STATED TASK
An exact reproduction of the records is required, with all images left out.

+++ PROVIDED RECORDS +++

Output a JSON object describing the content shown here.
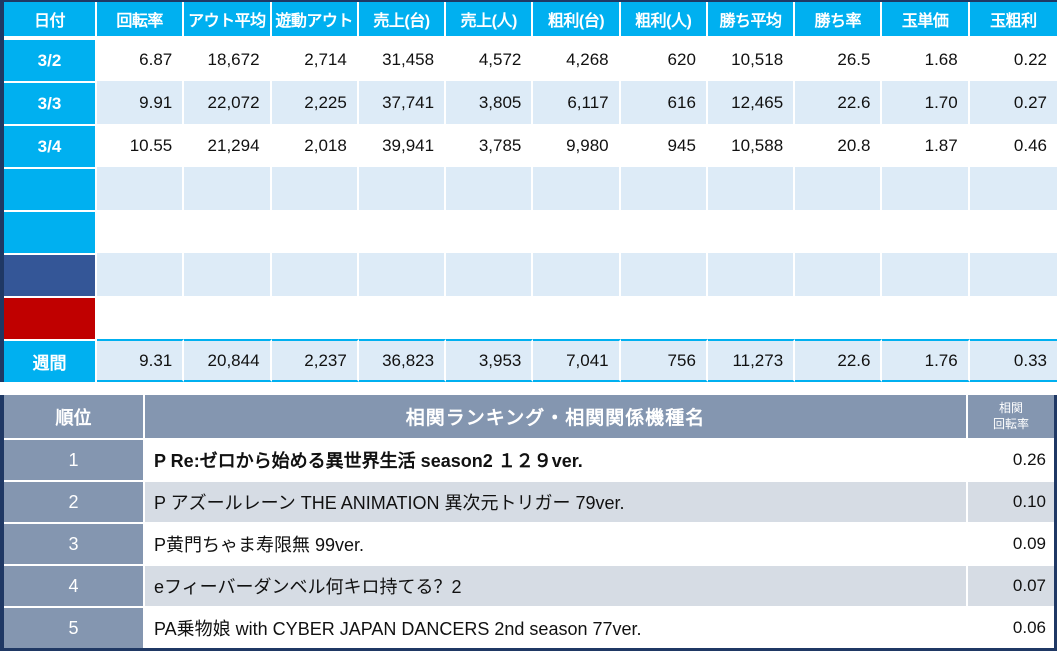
{
  "colors": {
    "accent_cyan": "#00B0F0",
    "band_light_blue": "#DDEBF7",
    "border_navy": "#1F3864",
    "marker_dark_blue": "#345697",
    "marker_red": "#C00000",
    "ranking_header_blue_gray": "#8496B0",
    "ranking_band": "#D6DCE4"
  },
  "table1": {
    "headers": [
      "日付",
      "回転率",
      "アウト平均",
      "遊動アウト",
      "売上(台)",
      "売上(人)",
      "粗利(台)",
      "粗利(人)",
      "勝ち平均",
      "勝ち率",
      "玉単価",
      "玉粗利"
    ],
    "rows": [
      {
        "label": "3/2",
        "cells": [
          "6.87",
          "18,672",
          "2,714",
          "31,458",
          "4,572",
          "4,268",
          "620",
          "10,518",
          "26.5",
          "1.68",
          "0.22"
        ]
      },
      {
        "label": "3/3",
        "cells": [
          "9.91",
          "22,072",
          "2,225",
          "37,741",
          "3,805",
          "6,117",
          "616",
          "12,465",
          "22.6",
          "1.70",
          "0.27"
        ]
      },
      {
        "label": "3/4",
        "cells": [
          "10.55",
          "21,294",
          "2,018",
          "39,941",
          "3,785",
          "9,980",
          "945",
          "10,588",
          "20.8",
          "1.87",
          "0.46"
        ]
      },
      {
        "label": "",
        "cells": [
          "",
          "",
          "",
          "",
          "",
          "",
          "",
          "",
          "",
          "",
          ""
        ]
      },
      {
        "label": "",
        "cells": [
          "",
          "",
          "",
          "",
          "",
          "",
          "",
          "",
          "",
          "",
          ""
        ]
      },
      {
        "label": "",
        "cells": [
          "",
          "",
          "",
          "",
          "",
          "",
          "",
          "",
          "",
          "",
          ""
        ]
      },
      {
        "label": "",
        "cells": [
          "",
          "",
          "",
          "",
          "",
          "",
          "",
          "",
          "",
          "",
          ""
        ]
      },
      {
        "label": "週間",
        "cells": [
          "9.31",
          "20,844",
          "2,237",
          "36,823",
          "3,953",
          "7,041",
          "756",
          "11,273",
          "22.6",
          "1.76",
          "0.33"
        ]
      }
    ]
  },
  "table2": {
    "rank_header": "順位",
    "title": "相関ランキング・相関関係機種名",
    "corr_header_line1": "相関",
    "corr_header_line2": "回転率",
    "rows": [
      {
        "rank": "1",
        "name": "P Re:ゼロから始める異世界生活 season2 １２９ver.",
        "value": "0.26"
      },
      {
        "rank": "2",
        "name": "P アズールレーン THE ANIMATION 異次元トリガー 79ver.",
        "value": "0.10"
      },
      {
        "rank": "3",
        "name": "P黄門ちゃま寿限無 99ver.",
        "value": "0.09"
      },
      {
        "rank": "4",
        "name": "eフィーバーダンベル何キロ持てる？2",
        "value": "0.07"
      },
      {
        "rank": "5",
        "name": "PA乗物娘 with CYBER JAPAN DANCERS 2nd season 77ver.",
        "value": "0.06"
      }
    ]
  }
}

+++

OUTPUT FOR THIS TASK
Output a JSON object describing the content shown here.
{
  "colors": {
    "accent_cyan": "#00B0F0",
    "band_light_blue": "#DDEBF7",
    "border_navy": "#1F3864",
    "marker_dark_blue": "#345697",
    "marker_red": "#C00000",
    "ranking_header_blue_gray": "#8496B0",
    "ranking_band": "#D6DCE4"
  },
  "table1": {
    "headers": [
      "日付",
      "回転率",
      "アウト平均",
      "遊動アウト",
      "売上(台)",
      "売上(人)",
      "粗利(台)",
      "粗利(人)",
      "勝ち平均",
      "勝ち率",
      "玉単価",
      "玉粗利"
    ],
    "rows": [
      {
        "label": "3/2",
        "cells": [
          "6.87",
          "18,672",
          "2,714",
          "31,458",
          "4,572",
          "4,268",
          "620",
          "10,518",
          "26.5",
          "1.68",
          "0.22"
        ]
      },
      {
        "label": "3/3",
        "cells": [
          "9.91",
          "22,072",
          "2,225",
          "37,741",
          "3,805",
          "6,117",
          "616",
          "12,465",
          "22.6",
          "1.70",
          "0.27"
        ]
      },
      {
        "label": "3/4",
        "cells": [
          "10.55",
          "21,294",
          "2,018",
          "39,941",
          "3,785",
          "9,980",
          "945",
          "10,588",
          "20.8",
          "1.87",
          "0.46"
        ]
      },
      {
        "label": "",
        "cells": [
          "",
          "",
          "",
          "",
          "",
          "",
          "",
          "",
          "",
          "",
          ""
        ]
      },
      {
        "label": "",
        "cells": [
          "",
          "",
          "",
          "",
          "",
          "",
          "",
          "",
          "",
          "",
          ""
        ]
      },
      {
        "label": "",
        "cells": [
          "",
          "",
          "",
          "",
          "",
          "",
          "",
          "",
          "",
          "",
          ""
        ]
      },
      {
        "label": "",
        "cells": [
          "",
          "",
          "",
          "",
          "",
          "",
          "",
          "",
          "",
          "",
          ""
        ]
      },
      {
        "label": "週間",
        "cells": [
          "9.31",
          "20,844",
          "2,237",
          "36,823",
          "3,953",
          "7,041",
          "756",
          "11,273",
          "22.6",
          "1.76",
          "0.33"
        ]
      }
    ]
  },
  "table2": {
    "rank_header": "順位",
    "title": "相関ランキング・相関関係機種名",
    "corr_header_line1": "相関",
    "corr_header_line2": "回転率",
    "rows": [
      {
        "rank": "1",
        "name": "P Re:ゼロから始める異世界生活 season2 １２９ver.",
        "value": "0.26"
      },
      {
        "rank": "2",
        "name": "P アズールレーン THE ANIMATION 異次元トリガー 79ver.",
        "value": "0.10"
      },
      {
        "rank": "3",
        "name": "P黄門ちゃま寿限無 99ver.",
        "value": "0.09"
      },
      {
        "rank": "4",
        "name": "eフィーバーダンベル何キロ持てる？2",
        "value": "0.07"
      },
      {
        "rank": "5",
        "name": "PA乗物娘 with CYBER JAPAN DANCERS 2nd season 77ver.",
        "value": "0.06"
      }
    ]
  }
}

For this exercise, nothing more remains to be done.